Data supplied:
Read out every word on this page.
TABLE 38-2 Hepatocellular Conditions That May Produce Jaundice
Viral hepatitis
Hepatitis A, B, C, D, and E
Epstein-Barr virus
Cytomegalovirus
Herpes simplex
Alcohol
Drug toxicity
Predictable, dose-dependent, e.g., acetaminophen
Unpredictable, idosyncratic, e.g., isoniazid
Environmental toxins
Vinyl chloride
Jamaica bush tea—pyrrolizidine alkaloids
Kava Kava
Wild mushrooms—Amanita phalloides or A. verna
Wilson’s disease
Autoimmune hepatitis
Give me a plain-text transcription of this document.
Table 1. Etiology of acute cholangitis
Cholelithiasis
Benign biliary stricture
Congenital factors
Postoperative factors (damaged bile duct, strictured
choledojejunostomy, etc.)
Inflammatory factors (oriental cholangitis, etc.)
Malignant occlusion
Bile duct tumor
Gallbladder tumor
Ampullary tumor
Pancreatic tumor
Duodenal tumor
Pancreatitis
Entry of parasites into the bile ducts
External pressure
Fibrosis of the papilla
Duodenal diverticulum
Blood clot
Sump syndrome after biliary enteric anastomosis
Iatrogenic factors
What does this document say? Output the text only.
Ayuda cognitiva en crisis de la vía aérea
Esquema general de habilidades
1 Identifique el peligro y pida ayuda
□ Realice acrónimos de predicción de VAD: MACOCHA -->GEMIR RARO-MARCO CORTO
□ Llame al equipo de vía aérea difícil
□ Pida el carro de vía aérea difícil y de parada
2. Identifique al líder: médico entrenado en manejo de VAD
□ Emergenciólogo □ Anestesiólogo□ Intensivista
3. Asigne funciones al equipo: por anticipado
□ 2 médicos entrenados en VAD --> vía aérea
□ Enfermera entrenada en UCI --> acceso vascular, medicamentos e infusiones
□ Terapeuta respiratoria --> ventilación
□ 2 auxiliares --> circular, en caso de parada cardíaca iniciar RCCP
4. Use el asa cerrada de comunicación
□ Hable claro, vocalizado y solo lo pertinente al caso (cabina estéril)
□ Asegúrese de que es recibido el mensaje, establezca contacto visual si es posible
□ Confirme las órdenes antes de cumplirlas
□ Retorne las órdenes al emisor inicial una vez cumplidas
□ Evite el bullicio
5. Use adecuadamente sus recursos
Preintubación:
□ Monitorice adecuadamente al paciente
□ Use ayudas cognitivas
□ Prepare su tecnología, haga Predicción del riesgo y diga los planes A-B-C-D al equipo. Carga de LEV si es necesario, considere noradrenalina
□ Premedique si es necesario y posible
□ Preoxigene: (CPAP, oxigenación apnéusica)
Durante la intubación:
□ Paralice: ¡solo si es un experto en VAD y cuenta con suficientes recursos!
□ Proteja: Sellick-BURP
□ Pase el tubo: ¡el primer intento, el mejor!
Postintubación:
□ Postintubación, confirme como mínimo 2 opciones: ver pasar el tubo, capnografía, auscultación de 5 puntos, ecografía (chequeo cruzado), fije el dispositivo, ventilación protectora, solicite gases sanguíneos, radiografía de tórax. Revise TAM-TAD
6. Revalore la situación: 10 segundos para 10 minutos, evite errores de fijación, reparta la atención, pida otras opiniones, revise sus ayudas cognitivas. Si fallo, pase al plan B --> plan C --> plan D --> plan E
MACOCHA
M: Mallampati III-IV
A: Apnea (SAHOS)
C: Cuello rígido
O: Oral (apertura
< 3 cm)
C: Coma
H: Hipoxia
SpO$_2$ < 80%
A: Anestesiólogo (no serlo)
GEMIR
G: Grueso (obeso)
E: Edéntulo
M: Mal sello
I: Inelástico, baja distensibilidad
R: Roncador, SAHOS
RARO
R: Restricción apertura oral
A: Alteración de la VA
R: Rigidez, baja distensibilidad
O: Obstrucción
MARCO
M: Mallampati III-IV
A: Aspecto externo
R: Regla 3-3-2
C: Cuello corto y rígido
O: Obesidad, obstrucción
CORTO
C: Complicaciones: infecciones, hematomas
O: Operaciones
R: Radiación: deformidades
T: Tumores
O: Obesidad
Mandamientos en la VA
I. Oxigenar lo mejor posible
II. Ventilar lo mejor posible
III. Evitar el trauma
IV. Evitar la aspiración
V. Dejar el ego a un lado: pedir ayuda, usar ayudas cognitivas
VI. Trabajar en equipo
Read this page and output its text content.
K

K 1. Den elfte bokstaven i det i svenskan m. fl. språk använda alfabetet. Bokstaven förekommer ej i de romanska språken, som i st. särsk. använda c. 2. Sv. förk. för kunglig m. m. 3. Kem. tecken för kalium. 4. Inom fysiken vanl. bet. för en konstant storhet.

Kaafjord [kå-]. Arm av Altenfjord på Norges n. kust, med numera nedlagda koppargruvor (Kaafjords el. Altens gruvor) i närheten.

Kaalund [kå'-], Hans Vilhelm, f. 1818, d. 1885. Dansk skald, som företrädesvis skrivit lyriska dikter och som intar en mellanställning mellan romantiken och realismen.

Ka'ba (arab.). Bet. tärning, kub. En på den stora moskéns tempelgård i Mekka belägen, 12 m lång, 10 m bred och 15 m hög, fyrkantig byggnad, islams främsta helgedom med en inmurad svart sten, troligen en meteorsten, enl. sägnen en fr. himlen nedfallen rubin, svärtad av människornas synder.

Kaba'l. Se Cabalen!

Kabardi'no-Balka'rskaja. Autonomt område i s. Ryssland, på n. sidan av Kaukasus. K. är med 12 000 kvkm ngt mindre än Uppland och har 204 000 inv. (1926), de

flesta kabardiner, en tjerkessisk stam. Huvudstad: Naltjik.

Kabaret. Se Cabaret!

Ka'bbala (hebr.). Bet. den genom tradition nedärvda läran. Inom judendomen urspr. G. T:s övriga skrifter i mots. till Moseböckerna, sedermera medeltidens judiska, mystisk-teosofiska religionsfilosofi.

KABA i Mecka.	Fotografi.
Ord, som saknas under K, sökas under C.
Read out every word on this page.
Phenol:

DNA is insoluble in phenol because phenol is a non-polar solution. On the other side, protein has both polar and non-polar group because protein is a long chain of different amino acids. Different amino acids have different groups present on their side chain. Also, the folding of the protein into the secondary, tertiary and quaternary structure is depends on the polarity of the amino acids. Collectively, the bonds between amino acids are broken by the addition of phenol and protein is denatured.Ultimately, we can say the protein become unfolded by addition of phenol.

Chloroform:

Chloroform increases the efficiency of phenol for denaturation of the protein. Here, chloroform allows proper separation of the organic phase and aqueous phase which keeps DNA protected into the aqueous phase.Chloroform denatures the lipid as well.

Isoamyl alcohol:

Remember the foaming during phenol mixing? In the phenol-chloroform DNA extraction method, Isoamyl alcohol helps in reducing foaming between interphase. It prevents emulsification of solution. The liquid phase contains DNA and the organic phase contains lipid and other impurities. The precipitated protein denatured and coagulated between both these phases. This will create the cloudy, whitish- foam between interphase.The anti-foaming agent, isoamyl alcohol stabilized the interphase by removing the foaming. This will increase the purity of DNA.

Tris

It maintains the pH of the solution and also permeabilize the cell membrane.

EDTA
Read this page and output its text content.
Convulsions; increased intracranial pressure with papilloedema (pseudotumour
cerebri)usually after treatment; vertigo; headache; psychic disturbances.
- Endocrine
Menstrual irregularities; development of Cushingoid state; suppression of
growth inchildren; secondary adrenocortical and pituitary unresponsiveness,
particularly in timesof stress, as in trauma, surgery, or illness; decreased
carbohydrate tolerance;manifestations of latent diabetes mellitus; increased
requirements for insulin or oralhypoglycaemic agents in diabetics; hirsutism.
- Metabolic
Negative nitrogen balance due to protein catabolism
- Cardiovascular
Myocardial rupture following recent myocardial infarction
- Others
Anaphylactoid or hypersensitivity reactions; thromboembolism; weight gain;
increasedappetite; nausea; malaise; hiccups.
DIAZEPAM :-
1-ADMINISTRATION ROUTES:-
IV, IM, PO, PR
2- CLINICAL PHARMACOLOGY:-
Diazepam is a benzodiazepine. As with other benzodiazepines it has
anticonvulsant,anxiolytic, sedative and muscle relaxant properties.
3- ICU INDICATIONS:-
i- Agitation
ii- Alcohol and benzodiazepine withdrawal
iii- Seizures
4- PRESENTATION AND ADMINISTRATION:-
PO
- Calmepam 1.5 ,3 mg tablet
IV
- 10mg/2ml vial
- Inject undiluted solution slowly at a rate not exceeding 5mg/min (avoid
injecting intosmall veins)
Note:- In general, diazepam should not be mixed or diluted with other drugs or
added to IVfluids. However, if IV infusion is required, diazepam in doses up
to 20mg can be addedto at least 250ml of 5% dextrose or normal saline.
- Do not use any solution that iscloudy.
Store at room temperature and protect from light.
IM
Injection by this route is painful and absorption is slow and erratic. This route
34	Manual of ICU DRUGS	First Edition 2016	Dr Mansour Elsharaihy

Problem: Take every line above carrying "distensibilidad" and return it.

Result:
I: Inelástico, baja distensibilidad
R: Rigidez, baja distensibilidad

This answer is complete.